*** Input data

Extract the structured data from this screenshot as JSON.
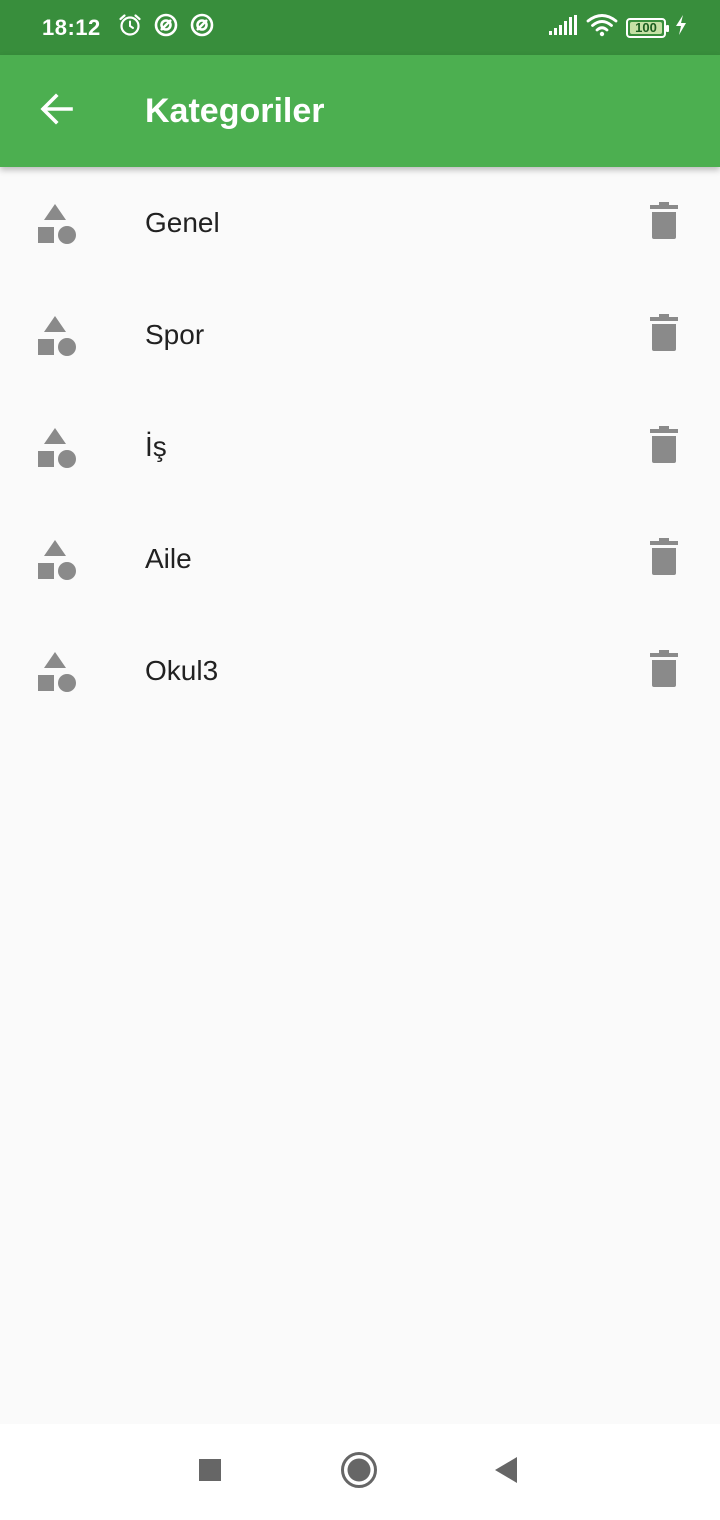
{
  "status_bar": {
    "time": "18:12",
    "battery": "100",
    "battery_level": 1.0,
    "icons_left": [
      "alarm-icon",
      "data-saver-icon",
      "data-saver-icon"
    ],
    "icons_right": [
      "signal-icon",
      "wifi-icon",
      "battery-icon",
      "charging-icon"
    ]
  },
  "app_bar": {
    "title": "Kategoriler",
    "back_icon": "arrow-back-icon"
  },
  "categories": [
    {
      "label": "Genel",
      "icon": "category-shapes-icon",
      "action_icon": "trash-icon"
    },
    {
      "label": "Spor",
      "icon": "category-shapes-icon",
      "action_icon": "trash-icon"
    },
    {
      "label": "İş",
      "icon": "category-shapes-icon",
      "action_icon": "trash-icon"
    },
    {
      "label": "Aile",
      "icon": "category-shapes-icon",
      "action_icon": "trash-icon"
    },
    {
      "label": "Okul3",
      "icon": "category-shapes-icon",
      "action_icon": "trash-icon"
    }
  ],
  "nav_bar": {
    "buttons": [
      "recents-square-icon",
      "home-circle-icon",
      "back-triangle-icon"
    ]
  },
  "colors": {
    "status_bar": "#388e3c",
    "app_bar": "#4caf50",
    "background": "#fafafa",
    "icon_gray": "#8a8a8a",
    "text": "#212121"
  }
}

******

▶ _Your objective_
The pictures should not appear in the copy; every other part of the records above must be returned exactly.

▶ _Result for this task_
Extract the structured data from this screenshot as JSON.
{
  "status_bar": {
    "time": "18:12",
    "battery": "100",
    "battery_level": 1.0,
    "icons_left": [
      "alarm-icon",
      "data-saver-icon",
      "data-saver-icon"
    ],
    "icons_right": [
      "signal-icon",
      "wifi-icon",
      "battery-icon",
      "charging-icon"
    ]
  },
  "app_bar": {
    "title": "Kategoriler",
    "back_icon": "arrow-back-icon"
  },
  "categories": [
    {
      "label": "Genel",
      "icon": "category-shapes-icon",
      "action_icon": "trash-icon"
    },
    {
      "label": "Spor",
      "icon": "category-shapes-icon",
      "action_icon": "trash-icon"
    },
    {
      "label": "İş",
      "icon": "category-shapes-icon",
      "action_icon": "trash-icon"
    },
    {
      "label": "Aile",
      "icon": "category-shapes-icon",
      "action_icon": "trash-icon"
    },
    {
      "label": "Okul3",
      "icon": "category-shapes-icon",
      "action_icon": "trash-icon"
    }
  ],
  "nav_bar": {
    "buttons": [
      "recents-square-icon",
      "home-circle-icon",
      "back-triangle-icon"
    ]
  },
  "colors": {
    "status_bar": "#388e3c",
    "app_bar": "#4caf50",
    "background": "#fafafa",
    "icon_gray": "#8a8a8a",
    "text": "#212121"
  }
}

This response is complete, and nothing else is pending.